-- Start --

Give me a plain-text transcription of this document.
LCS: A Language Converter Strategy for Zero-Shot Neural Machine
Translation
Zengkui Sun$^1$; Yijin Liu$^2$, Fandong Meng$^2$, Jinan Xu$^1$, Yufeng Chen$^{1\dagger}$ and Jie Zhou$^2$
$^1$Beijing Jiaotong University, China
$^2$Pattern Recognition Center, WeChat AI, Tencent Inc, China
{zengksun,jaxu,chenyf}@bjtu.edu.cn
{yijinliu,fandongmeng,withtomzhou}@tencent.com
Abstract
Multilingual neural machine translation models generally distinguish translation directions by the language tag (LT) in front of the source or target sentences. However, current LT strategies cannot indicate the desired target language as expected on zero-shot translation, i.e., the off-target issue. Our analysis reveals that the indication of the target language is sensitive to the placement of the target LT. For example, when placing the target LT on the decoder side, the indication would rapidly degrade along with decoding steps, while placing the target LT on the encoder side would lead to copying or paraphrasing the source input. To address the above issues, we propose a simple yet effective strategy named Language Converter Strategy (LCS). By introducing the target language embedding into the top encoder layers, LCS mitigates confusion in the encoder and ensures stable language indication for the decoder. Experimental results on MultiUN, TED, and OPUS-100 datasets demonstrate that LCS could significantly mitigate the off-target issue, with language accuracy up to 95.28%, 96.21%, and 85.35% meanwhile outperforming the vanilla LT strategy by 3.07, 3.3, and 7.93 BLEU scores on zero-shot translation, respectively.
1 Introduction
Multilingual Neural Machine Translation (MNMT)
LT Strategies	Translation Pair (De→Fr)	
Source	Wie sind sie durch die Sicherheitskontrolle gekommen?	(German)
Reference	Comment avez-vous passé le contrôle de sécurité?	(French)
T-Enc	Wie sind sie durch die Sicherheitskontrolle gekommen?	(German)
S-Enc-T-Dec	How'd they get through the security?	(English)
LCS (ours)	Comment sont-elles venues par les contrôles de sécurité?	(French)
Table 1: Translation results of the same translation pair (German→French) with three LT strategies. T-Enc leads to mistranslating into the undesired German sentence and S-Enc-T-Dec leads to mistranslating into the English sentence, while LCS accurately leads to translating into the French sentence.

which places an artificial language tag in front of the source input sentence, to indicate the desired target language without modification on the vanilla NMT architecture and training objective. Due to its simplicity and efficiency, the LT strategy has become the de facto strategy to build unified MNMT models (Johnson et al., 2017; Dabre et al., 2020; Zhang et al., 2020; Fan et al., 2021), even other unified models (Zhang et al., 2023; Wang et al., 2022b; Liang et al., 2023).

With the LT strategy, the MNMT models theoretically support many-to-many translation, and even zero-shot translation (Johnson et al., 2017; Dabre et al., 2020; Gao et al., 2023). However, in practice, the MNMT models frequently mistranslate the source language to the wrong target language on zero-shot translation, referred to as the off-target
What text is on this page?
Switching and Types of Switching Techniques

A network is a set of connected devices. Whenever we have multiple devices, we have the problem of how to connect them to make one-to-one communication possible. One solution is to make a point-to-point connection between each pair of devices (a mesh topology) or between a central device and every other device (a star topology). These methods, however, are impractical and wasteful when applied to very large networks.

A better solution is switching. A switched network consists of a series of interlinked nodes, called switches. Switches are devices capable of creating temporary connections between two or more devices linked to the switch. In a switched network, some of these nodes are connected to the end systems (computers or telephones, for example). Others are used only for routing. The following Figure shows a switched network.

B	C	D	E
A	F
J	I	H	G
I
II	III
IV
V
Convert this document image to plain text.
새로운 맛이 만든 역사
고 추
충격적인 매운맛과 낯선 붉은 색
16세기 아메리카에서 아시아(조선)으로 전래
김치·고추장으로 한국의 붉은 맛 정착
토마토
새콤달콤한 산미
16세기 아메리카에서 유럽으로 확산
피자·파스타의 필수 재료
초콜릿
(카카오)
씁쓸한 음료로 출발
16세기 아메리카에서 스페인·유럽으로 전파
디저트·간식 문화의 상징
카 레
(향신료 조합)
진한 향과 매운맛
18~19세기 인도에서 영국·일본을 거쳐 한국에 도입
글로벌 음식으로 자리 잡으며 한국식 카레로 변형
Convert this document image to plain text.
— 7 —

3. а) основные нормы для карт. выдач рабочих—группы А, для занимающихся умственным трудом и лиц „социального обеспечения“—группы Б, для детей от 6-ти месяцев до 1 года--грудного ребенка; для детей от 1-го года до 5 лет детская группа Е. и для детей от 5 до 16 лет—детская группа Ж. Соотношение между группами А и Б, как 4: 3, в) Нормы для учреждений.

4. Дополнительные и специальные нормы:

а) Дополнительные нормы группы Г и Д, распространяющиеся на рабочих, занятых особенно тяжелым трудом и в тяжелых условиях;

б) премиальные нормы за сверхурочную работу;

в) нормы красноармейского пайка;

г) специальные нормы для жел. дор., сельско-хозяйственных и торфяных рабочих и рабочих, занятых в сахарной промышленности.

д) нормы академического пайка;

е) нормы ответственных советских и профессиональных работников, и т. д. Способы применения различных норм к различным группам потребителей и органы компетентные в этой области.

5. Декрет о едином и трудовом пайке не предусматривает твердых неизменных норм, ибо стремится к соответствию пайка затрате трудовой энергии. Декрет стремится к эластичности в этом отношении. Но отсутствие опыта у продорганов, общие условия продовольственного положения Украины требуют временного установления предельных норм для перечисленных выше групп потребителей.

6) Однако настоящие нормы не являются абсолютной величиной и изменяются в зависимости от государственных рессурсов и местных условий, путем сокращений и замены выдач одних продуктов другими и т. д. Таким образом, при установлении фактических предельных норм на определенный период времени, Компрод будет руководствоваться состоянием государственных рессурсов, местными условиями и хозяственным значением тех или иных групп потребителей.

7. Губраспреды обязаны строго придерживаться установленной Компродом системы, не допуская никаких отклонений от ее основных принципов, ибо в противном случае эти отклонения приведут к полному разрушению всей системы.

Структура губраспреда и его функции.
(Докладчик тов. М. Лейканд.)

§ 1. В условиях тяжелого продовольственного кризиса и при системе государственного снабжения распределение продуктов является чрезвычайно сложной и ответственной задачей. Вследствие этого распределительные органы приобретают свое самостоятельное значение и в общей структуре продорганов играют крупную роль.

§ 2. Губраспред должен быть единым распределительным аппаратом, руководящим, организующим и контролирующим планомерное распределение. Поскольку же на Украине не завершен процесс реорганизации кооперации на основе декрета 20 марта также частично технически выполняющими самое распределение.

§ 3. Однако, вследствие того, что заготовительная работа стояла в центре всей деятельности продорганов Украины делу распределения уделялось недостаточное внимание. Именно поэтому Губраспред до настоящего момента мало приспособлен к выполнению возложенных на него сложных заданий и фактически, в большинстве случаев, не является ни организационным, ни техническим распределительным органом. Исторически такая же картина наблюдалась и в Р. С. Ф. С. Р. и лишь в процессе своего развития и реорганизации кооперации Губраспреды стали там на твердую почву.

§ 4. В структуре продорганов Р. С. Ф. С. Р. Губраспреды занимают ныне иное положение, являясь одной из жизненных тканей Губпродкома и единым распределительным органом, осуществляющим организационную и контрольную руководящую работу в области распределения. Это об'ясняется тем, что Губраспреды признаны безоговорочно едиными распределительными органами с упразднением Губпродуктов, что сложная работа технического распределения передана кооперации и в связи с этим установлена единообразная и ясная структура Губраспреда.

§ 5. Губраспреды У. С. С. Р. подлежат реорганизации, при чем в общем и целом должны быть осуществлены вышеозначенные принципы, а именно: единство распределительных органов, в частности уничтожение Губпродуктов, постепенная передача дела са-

-- End --

■ **WHAT YOU ARE ASKED TO DO**
Pick every line with "유럽으로" in it and copy it.

■ **SOLUTION BELOW**
16세기 아메리카에서 유럽으로 확산
16세기 아메리카에서 스페인·유럽으로 전파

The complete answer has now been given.